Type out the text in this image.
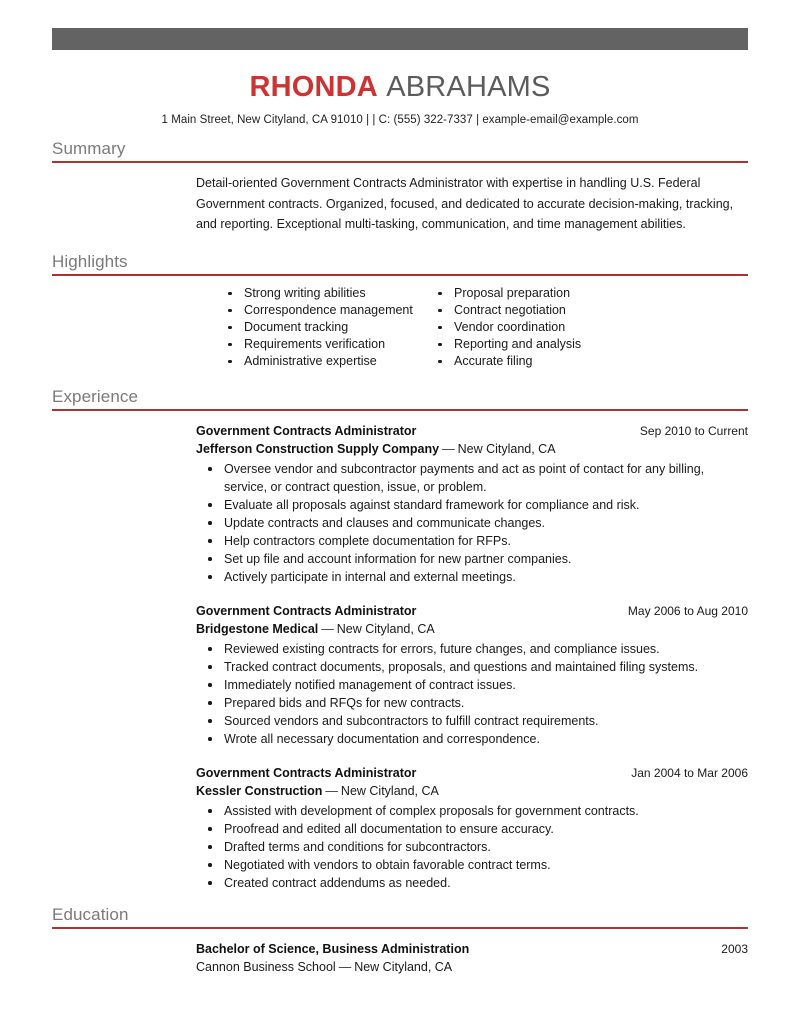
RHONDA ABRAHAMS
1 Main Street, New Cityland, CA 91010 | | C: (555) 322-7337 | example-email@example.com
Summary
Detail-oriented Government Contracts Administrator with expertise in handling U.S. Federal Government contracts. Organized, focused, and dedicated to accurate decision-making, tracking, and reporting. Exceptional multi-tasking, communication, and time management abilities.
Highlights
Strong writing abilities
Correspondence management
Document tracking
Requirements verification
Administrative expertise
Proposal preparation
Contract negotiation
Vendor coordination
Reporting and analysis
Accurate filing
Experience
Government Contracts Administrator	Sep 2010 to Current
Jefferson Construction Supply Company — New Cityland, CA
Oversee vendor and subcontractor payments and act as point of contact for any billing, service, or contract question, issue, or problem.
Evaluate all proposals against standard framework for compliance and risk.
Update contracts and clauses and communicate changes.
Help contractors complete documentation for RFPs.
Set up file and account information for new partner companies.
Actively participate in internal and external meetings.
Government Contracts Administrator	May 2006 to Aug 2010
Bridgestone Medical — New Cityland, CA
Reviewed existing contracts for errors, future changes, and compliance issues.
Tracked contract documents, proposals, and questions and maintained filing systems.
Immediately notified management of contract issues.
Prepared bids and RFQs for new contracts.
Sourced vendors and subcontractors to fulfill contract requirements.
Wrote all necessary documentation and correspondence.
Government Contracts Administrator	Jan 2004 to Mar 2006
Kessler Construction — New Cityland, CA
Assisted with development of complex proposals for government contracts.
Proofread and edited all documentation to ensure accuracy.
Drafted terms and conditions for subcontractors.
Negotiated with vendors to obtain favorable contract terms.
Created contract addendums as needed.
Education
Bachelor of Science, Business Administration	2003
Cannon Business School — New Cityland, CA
* * * * * * *
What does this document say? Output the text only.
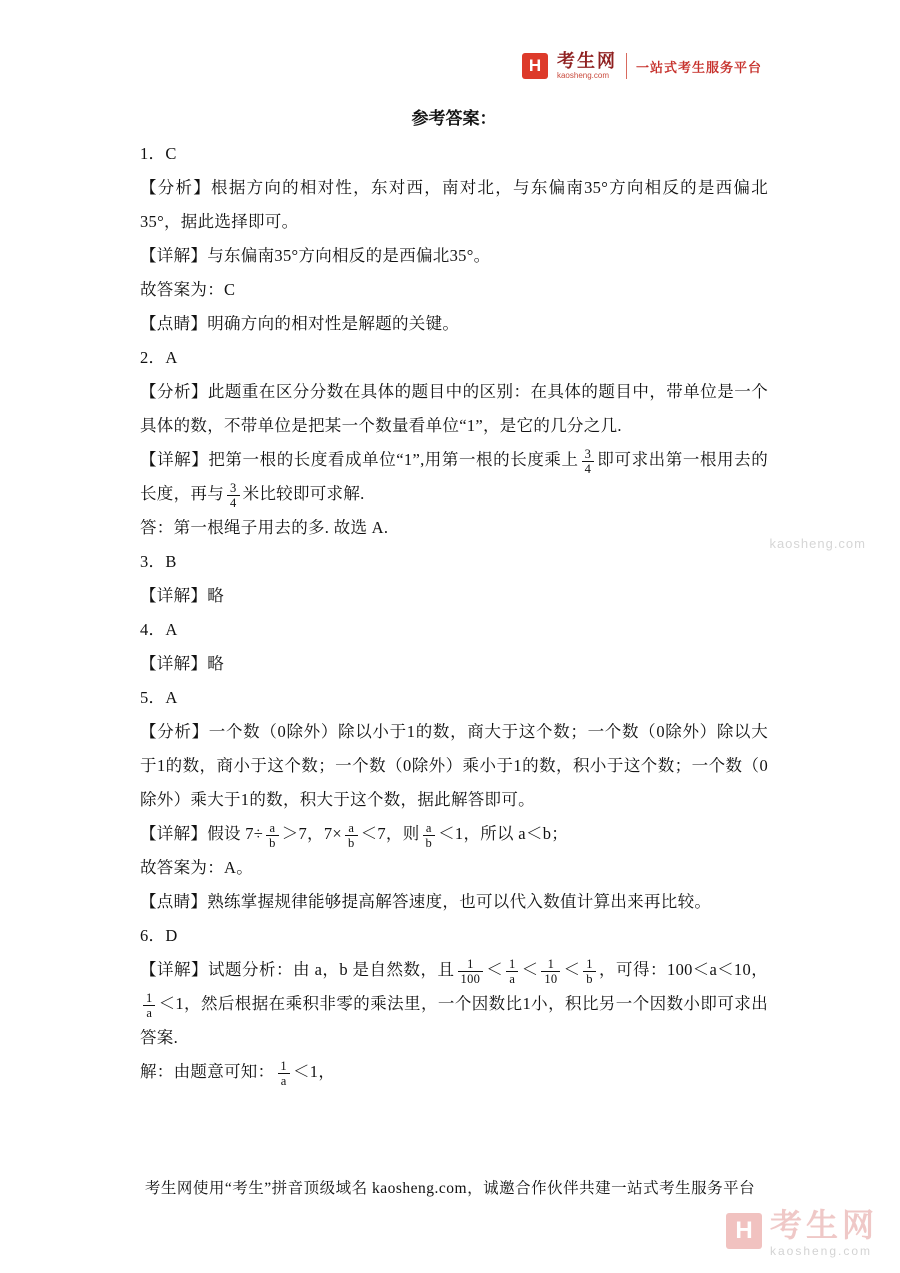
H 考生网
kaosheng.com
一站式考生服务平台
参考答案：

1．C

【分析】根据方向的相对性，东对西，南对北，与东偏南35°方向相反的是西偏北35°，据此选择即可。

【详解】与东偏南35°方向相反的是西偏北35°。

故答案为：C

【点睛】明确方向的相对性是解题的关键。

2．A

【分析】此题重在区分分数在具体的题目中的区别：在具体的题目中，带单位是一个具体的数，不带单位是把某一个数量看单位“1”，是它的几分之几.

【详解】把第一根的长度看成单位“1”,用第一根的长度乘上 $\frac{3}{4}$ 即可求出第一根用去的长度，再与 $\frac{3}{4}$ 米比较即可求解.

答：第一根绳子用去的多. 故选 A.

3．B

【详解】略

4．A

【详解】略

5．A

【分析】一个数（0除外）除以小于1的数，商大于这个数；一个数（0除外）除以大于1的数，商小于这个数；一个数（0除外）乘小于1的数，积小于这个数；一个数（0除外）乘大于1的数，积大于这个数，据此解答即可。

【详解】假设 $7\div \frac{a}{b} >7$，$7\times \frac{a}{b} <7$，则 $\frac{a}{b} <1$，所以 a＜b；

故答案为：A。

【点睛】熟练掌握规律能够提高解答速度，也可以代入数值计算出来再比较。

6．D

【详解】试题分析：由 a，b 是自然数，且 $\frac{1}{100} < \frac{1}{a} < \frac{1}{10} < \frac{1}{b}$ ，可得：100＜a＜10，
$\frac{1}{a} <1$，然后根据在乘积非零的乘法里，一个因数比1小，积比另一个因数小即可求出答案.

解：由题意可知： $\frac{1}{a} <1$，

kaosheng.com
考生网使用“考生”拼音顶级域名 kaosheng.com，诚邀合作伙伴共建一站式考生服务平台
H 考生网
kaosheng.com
* * * * * * *
> Task requirements: Show the lines of the data that hold the word "compliance".

> Response:
Evaluate all proposals against standard framework for compliance and risk.
Reviewed existing contracts for errors, future changes, and compliance issues.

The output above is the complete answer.